== Task inputs

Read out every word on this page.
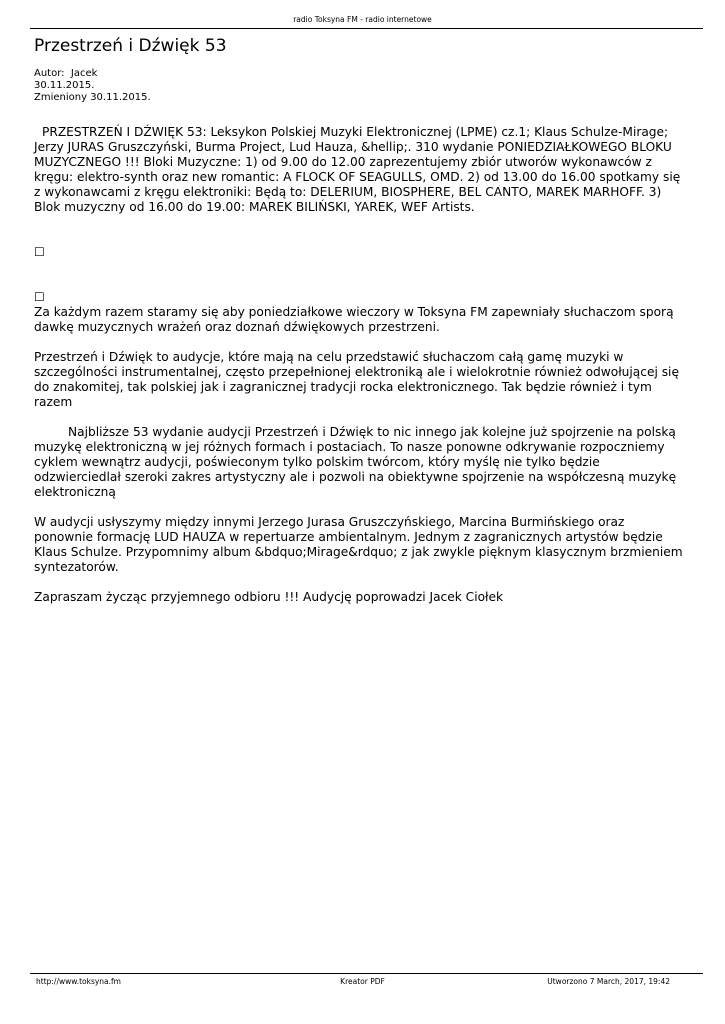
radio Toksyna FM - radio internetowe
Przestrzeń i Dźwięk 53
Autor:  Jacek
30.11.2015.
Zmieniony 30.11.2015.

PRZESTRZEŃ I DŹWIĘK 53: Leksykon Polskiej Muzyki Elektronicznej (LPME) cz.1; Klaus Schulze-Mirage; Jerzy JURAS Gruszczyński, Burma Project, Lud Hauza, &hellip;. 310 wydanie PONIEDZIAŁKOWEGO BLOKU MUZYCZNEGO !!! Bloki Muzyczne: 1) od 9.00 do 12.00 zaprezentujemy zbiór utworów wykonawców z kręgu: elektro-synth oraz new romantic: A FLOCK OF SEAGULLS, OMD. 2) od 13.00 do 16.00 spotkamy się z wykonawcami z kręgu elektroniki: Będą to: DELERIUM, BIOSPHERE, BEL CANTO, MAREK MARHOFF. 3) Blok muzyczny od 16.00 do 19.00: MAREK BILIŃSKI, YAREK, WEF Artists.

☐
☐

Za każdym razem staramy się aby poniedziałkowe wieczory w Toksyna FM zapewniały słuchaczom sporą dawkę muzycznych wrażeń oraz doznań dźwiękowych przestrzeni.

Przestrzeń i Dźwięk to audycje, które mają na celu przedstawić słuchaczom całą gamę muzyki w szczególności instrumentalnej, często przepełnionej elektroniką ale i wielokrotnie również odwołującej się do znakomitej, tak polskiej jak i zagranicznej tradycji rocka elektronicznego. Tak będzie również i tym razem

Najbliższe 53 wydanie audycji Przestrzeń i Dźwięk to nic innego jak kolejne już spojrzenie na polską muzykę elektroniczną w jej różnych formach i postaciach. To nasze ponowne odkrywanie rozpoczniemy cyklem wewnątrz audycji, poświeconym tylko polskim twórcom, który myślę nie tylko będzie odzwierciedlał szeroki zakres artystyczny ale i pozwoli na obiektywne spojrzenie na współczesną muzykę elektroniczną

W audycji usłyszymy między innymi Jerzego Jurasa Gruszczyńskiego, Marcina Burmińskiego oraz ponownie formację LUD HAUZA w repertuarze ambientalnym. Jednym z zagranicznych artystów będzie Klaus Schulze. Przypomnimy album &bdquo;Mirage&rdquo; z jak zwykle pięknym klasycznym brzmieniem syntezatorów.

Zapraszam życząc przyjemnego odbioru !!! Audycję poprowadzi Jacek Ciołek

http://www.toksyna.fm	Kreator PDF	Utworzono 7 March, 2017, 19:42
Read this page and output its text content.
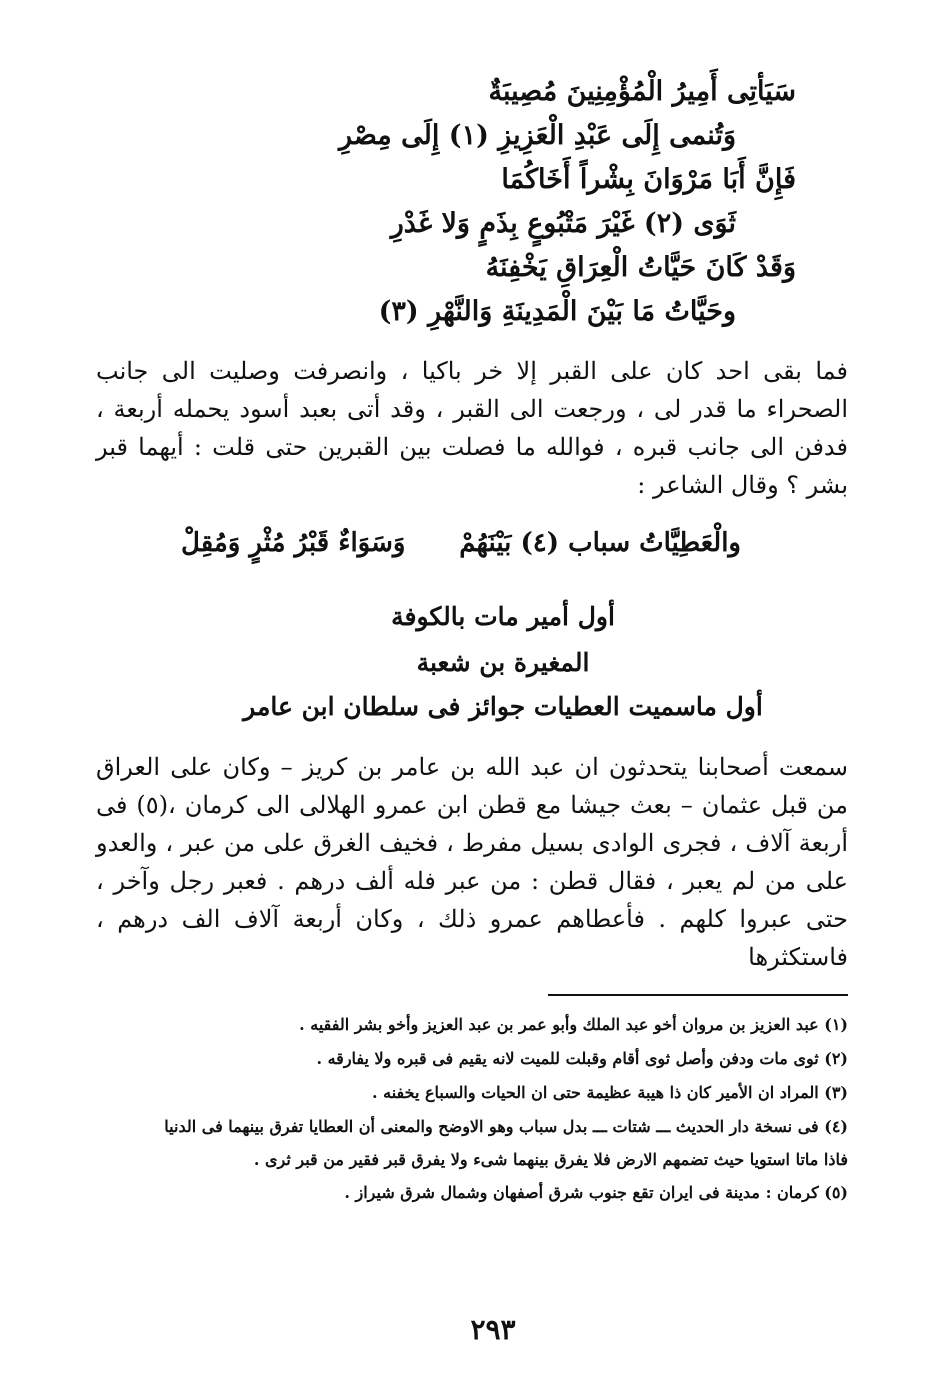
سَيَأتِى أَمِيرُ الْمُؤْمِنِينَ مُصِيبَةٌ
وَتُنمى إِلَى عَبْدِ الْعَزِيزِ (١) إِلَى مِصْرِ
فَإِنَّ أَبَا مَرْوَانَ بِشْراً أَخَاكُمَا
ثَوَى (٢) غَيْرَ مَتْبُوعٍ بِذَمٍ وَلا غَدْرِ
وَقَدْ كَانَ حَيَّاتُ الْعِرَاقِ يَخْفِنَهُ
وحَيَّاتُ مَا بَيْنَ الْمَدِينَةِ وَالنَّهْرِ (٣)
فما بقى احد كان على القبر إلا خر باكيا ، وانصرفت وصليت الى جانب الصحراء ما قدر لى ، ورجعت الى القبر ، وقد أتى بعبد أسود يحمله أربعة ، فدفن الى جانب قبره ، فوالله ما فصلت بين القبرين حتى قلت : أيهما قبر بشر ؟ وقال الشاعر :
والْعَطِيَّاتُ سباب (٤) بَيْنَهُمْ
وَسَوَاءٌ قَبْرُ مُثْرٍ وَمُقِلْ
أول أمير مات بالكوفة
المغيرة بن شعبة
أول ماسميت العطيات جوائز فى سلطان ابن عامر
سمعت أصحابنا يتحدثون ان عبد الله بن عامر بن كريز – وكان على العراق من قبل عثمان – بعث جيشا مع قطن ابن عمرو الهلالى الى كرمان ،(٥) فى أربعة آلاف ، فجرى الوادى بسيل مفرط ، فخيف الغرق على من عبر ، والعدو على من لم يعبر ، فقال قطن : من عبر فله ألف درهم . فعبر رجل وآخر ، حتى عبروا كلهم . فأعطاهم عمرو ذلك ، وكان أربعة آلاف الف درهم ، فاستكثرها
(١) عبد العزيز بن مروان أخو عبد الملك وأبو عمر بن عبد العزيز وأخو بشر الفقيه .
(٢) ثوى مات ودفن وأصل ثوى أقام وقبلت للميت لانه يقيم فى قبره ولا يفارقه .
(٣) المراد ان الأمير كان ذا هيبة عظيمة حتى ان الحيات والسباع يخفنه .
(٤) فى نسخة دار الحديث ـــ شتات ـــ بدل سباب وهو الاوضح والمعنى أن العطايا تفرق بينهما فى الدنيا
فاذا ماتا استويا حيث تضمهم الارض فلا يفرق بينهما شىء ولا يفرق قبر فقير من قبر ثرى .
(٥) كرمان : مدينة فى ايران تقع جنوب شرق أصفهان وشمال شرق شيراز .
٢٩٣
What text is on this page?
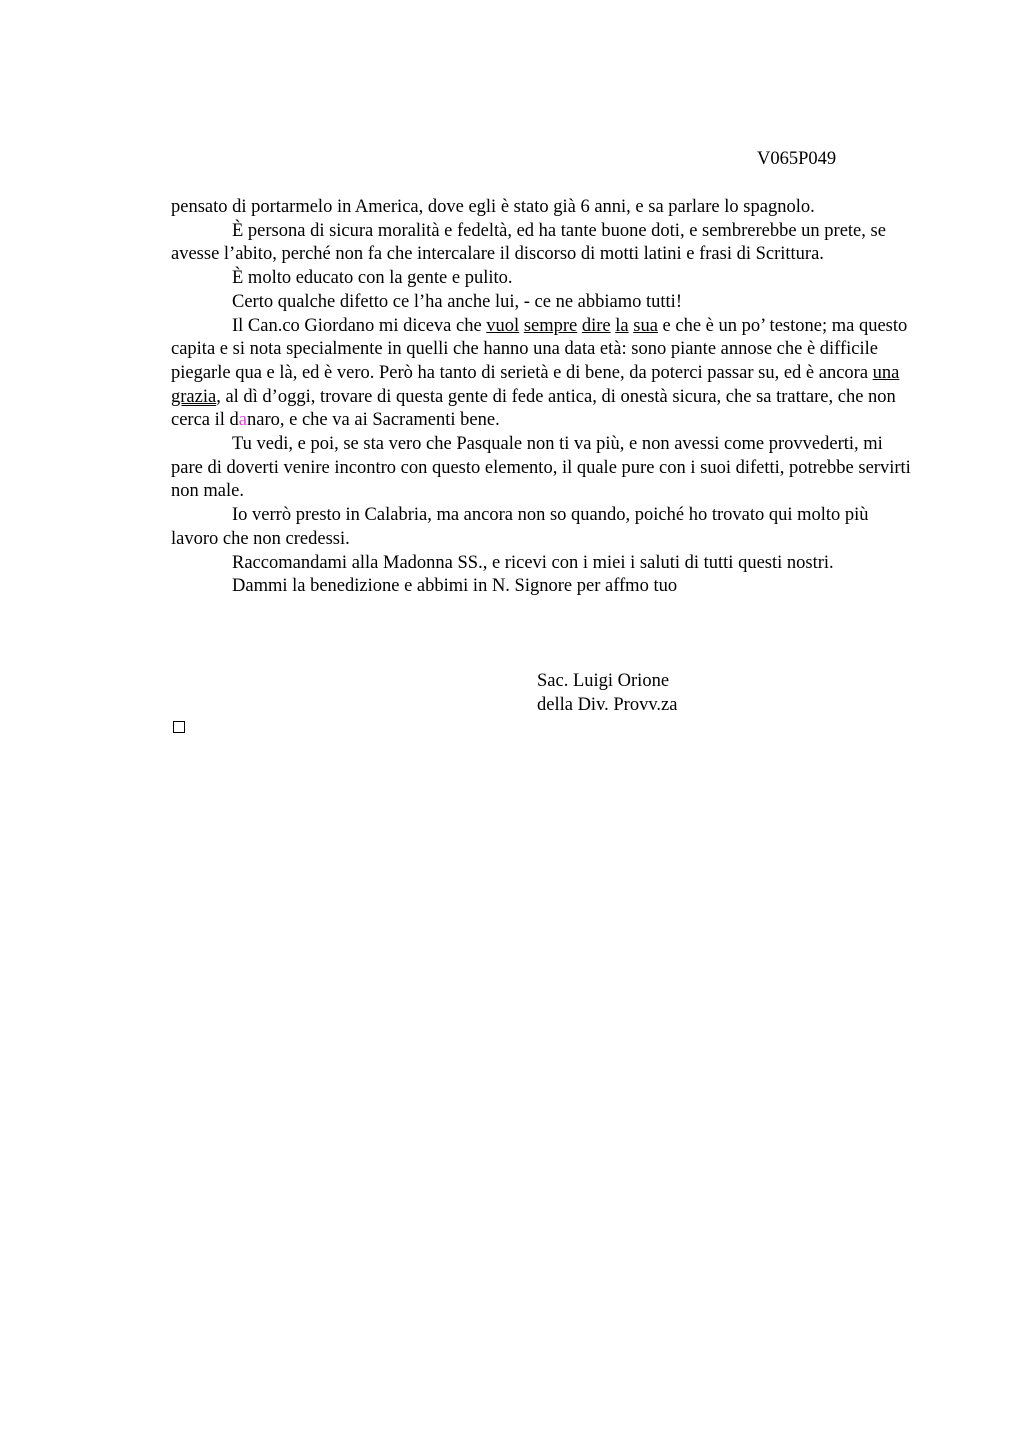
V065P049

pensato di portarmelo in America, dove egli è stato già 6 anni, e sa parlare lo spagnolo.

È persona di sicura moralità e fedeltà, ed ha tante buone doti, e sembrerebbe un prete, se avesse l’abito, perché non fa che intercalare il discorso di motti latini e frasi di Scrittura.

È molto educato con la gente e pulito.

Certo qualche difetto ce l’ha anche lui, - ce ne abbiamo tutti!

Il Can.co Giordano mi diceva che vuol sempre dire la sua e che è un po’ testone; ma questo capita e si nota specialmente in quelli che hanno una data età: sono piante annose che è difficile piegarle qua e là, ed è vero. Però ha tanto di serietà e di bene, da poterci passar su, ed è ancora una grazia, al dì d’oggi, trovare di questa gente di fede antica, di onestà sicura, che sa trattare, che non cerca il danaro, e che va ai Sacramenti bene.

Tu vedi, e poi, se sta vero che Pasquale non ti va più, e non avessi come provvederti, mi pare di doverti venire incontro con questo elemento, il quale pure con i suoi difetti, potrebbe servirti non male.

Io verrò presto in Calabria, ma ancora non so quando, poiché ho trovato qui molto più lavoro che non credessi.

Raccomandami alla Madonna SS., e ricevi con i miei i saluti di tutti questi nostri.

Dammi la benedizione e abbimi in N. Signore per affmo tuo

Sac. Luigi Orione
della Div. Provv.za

====

* Do this: Quote verbatim the final run of lines in the material above, from the line that contains "What text is on this page?" through the very last line, excluding any pictures.

* Response below:
What text is on this page?
V065P049

pensato di portarmelo in America, dove egli è stato già 6 anni, e sa parlare lo spagnolo.

È persona di sicura moralità e fedeltà, ed ha tante buone doti, e sembrerebbe un prete, se avesse l’abito, perché non fa che intercalare il discorso di motti latini e frasi di Scrittura.

È molto educato con la gente e pulito.

Certo qualche difetto ce l’ha anche lui, - ce ne abbiamo tutti!

Il Can.co Giordano mi diceva che vuol sempre dire la sua e che è un po’ testone; ma questo capita e si nota specialmente in quelli che hanno una data età: sono piante annose che è difficile piegarle qua e là, ed è vero. Però ha tanto di serietà e di bene, da poterci passar su, ed è ancora una grazia, al dì d’oggi, trovare di questa gente di fede antica, di onestà sicura, che sa trattare, che non cerca il danaro, e che va ai Sacramenti bene.

Tu vedi, e poi, se sta vero che Pasquale non ti va più, e non avessi come provvederti, mi pare di doverti venire incontro con questo elemento, il quale pure con i suoi difetti, potrebbe servirti non male.

Io verrò presto in Calabria, ma ancora non so quando, poiché ho trovato qui molto più lavoro che non credessi.

Raccomandami alla Madonna SS., e ricevi con i miei i saluti di tutti questi nostri.

Dammi la benedizione e abbimi in N. Signore per affmo tuo

Sac. Luigi Orione
della Div. Provv.za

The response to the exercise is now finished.